# Work instructions
Identify all lines in the data containing the string "range". Copy them out.
- - -
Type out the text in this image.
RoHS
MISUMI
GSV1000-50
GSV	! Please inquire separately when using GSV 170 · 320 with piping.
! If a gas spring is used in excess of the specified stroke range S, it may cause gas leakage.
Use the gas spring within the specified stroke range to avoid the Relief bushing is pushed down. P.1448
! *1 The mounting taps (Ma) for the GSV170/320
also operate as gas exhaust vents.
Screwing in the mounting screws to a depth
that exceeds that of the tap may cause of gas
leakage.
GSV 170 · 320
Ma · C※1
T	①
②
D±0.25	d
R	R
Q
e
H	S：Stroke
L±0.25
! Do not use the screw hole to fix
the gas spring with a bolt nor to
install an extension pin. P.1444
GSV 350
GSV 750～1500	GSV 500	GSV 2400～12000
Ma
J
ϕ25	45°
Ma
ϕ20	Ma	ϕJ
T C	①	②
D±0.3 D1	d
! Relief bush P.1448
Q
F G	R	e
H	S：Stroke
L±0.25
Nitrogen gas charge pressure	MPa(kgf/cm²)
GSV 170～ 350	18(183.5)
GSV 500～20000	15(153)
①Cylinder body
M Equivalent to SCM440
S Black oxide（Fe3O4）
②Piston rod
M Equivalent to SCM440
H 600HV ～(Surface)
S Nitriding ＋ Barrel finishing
- - -
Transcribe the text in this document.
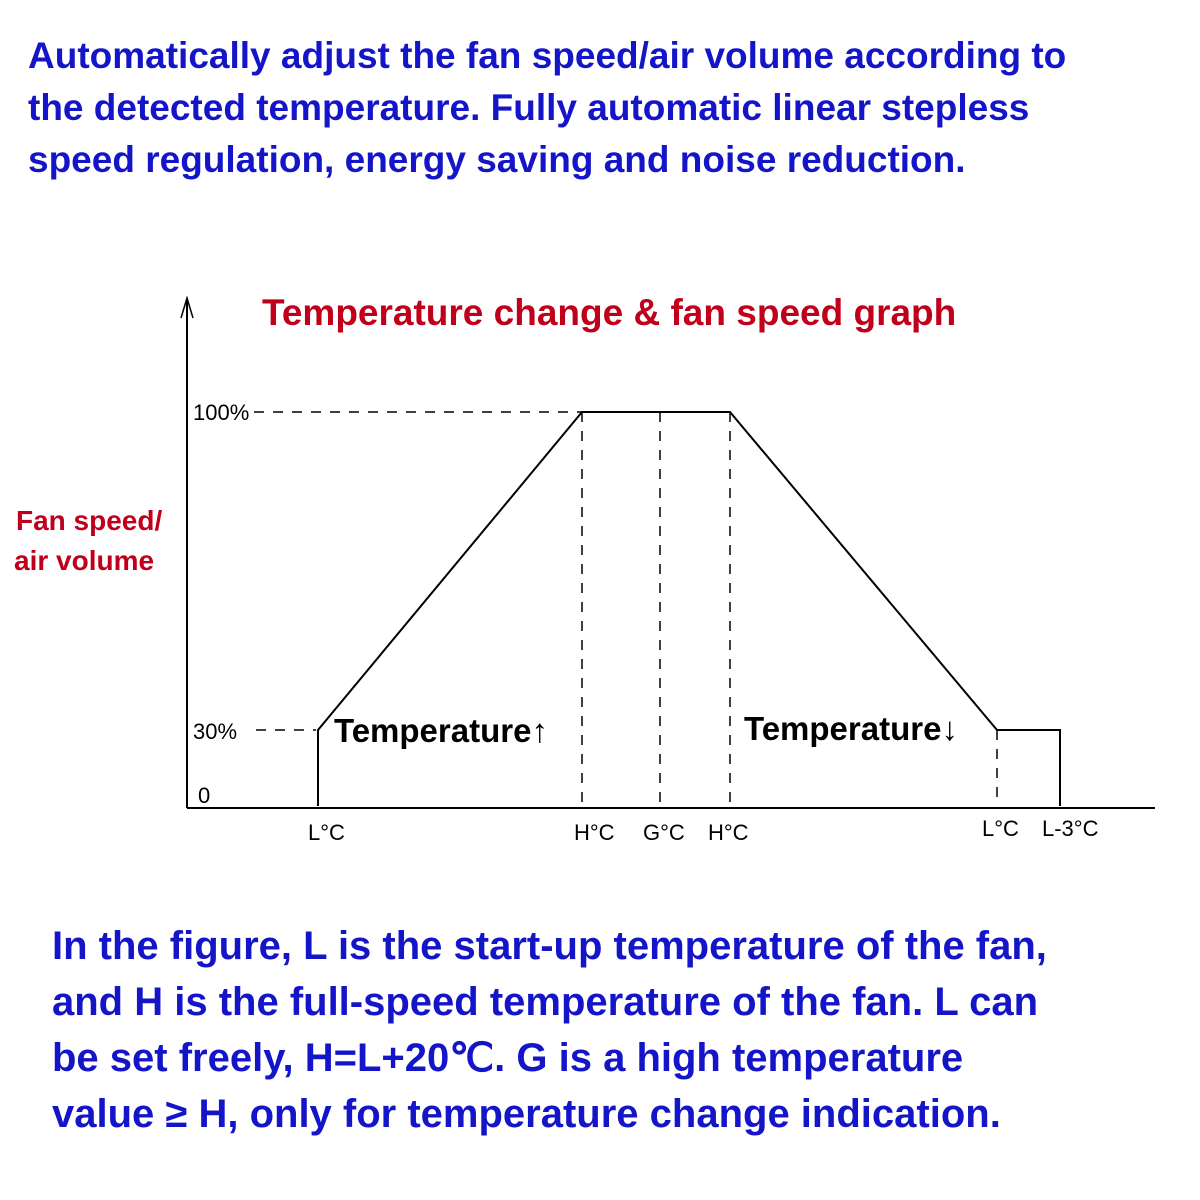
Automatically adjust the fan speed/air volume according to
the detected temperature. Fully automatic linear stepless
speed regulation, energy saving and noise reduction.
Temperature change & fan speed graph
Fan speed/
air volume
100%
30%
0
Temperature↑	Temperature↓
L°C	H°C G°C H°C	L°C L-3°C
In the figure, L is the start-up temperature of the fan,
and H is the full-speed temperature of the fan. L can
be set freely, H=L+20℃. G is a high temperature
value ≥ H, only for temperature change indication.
- - -
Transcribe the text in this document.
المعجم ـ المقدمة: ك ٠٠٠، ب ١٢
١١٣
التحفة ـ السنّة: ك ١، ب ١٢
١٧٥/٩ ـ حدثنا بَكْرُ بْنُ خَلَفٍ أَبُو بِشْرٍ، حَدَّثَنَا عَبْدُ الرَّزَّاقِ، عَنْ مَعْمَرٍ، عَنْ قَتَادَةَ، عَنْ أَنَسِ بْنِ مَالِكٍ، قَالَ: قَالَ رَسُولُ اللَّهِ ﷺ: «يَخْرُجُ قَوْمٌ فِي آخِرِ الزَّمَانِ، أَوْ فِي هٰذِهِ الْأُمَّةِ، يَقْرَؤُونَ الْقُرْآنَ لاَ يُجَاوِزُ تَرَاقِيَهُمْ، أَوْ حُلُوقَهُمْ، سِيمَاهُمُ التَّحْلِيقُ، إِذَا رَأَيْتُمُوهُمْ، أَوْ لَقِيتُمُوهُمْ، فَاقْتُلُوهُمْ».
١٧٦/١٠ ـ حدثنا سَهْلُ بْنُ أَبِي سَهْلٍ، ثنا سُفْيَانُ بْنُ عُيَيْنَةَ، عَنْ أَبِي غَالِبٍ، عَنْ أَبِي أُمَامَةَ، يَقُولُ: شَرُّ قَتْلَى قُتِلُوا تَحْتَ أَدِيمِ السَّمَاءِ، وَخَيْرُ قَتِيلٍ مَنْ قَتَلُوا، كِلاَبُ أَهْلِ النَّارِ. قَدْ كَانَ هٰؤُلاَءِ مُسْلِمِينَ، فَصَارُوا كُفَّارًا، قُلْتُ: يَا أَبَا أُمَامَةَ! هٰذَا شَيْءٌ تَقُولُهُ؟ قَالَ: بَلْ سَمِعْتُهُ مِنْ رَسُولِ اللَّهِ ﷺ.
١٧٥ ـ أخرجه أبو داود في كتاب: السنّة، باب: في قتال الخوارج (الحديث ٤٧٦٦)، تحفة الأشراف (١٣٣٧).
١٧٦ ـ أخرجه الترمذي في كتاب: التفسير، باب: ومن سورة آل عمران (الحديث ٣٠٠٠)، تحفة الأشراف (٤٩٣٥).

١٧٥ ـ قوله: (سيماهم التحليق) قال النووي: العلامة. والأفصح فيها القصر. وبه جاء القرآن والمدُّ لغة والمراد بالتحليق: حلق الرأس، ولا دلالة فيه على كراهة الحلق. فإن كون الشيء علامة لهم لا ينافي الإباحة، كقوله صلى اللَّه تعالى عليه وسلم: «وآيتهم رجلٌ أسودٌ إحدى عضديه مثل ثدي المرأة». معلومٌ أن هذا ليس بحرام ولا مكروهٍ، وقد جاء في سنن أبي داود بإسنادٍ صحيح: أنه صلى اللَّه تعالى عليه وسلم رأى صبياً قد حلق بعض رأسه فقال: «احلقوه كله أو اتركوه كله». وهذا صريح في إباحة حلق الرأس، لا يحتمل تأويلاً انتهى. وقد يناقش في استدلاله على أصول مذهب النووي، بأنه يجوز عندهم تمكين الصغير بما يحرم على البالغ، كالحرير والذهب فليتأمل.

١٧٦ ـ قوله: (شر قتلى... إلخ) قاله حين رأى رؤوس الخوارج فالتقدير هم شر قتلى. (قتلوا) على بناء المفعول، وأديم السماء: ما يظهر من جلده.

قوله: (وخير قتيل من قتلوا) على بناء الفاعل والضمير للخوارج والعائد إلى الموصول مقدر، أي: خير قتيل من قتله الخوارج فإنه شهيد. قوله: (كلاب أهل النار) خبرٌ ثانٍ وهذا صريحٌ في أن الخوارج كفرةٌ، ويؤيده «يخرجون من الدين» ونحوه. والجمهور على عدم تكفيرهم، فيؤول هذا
- - -
# Exercise answer
! If a gas spring is used in excess of the specified stroke range S, it may cause gas leakage.
Use the gas spring within the specified stroke range to avoid the Relief bushing is pushed down. P.1448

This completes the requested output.